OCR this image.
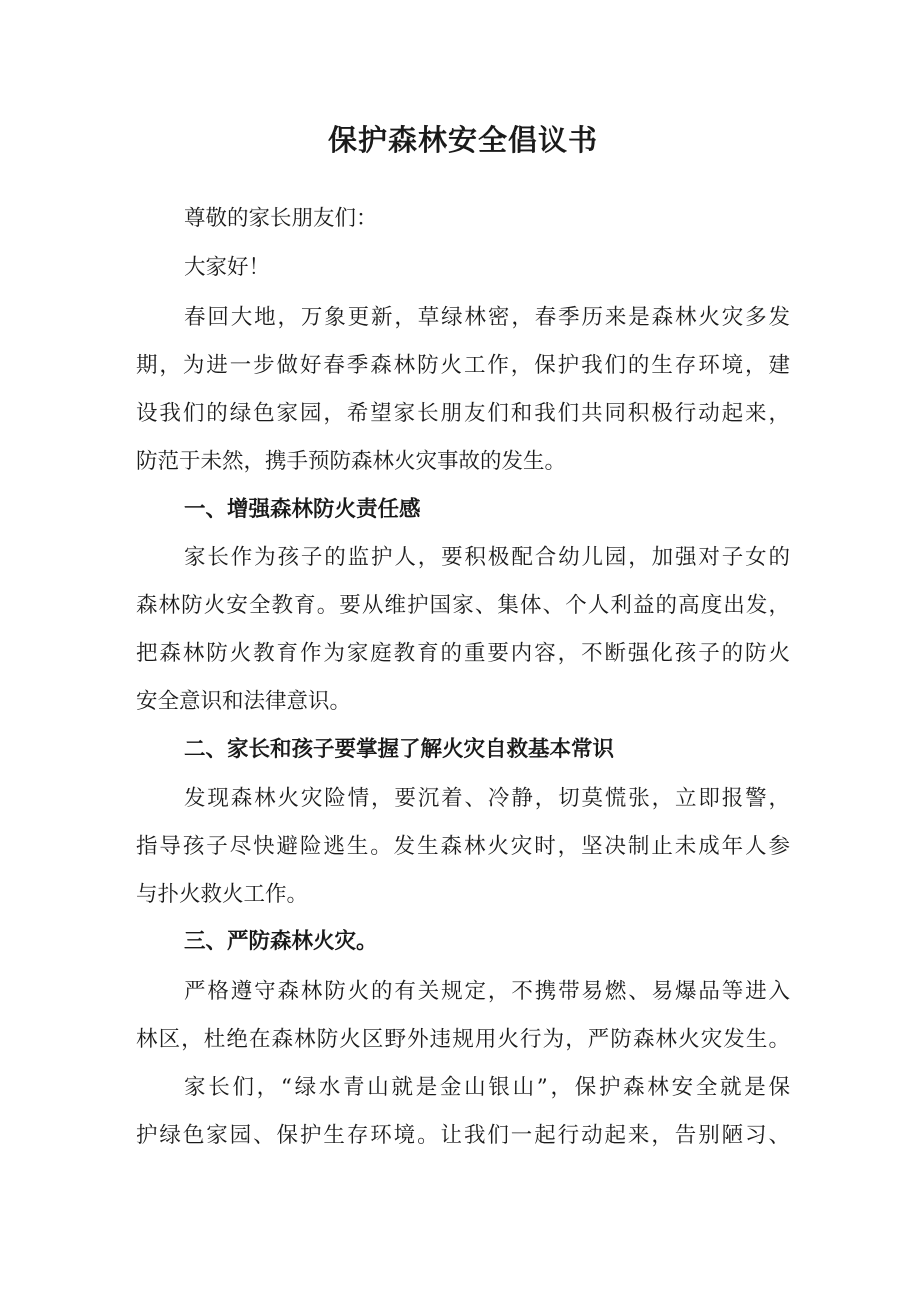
保护森林安全倡议书

尊敬的家长朋友们：

大家好！

春回大地，万象更新，草绿林密，春季历来是森林火灾多发
期，为进一步做好春季森林防火工作，保护我们的生存环境，建
设我们的绿色家园，希望家长朋友们和我们共同积极行动起来，
防范于未然，携手预防森林火灾事故的发生。

一、增强森林防火责任感

家长作为孩子的监护人，要积极配合幼儿园，加强对子女的
森林防火安全教育。要从维护国家、集体、个人利益的高度出发，
把森林防火教育作为家庭教育的重要内容，不断强化孩子的防火
安全意识和法律意识。

二、家长和孩子要掌握了解火灾自救基本常识

发现森林火灾险情，要沉着、冷静，切莫慌张，立即报警，
指导孩子尽快避险逃生。发生森林火灾时，坚决制止未成年人参
与扑火救火工作。

三、严防森林火灾。

严格遵守森林防火的有关规定，不携带易燃、易爆品等进入
林区，杜绝在森林防火区野外违规用火行为，严防森林火灾发生。

家长们，“绿水青山就是金山银山”，保护森林安全就是保
护绿色家园、保护生存环境。让我们一起行动起来，告别陋习、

▶ TASK REQUIREMENTS
Write out the records above exactly as they appear, leaving out any pictures.

▶ THE REPLY
OCR this image.
保护森林安全倡议书

尊敬的家长朋友们：

大家好！

春回大地，万象更新，草绿林密，春季历来是森林火灾多发
期，为进一步做好春季森林防火工作，保护我们的生存环境，建
设我们的绿色家园，希望家长朋友们和我们共同积极行动起来，
防范于未然，携手预防森林火灾事故的发生。

一、增强森林防火责任感

家长作为孩子的监护人，要积极配合幼儿园，加强对子女的
森林防火安全教育。要从维护国家、集体、个人利益的高度出发，
把森林防火教育作为家庭教育的重要内容，不断强化孩子的防火
安全意识和法律意识。

二、家长和孩子要掌握了解火灾自救基本常识

发现森林火灾险情，要沉着、冷静，切莫慌张，立即报警，
指导孩子尽快避险逃生。发生森林火灾时，坚决制止未成年人参
与扑火救火工作。

三、严防森林火灾。

严格遵守森林防火的有关规定，不携带易燃、易爆品等进入
林区，杜绝在森林防火区野外违规用火行为，严防森林火灾发生。

家长们，“绿水青山就是金山银山”，保护森林安全就是保
护绿色家园、保护生存环境。让我们一起行动起来，告别陋习、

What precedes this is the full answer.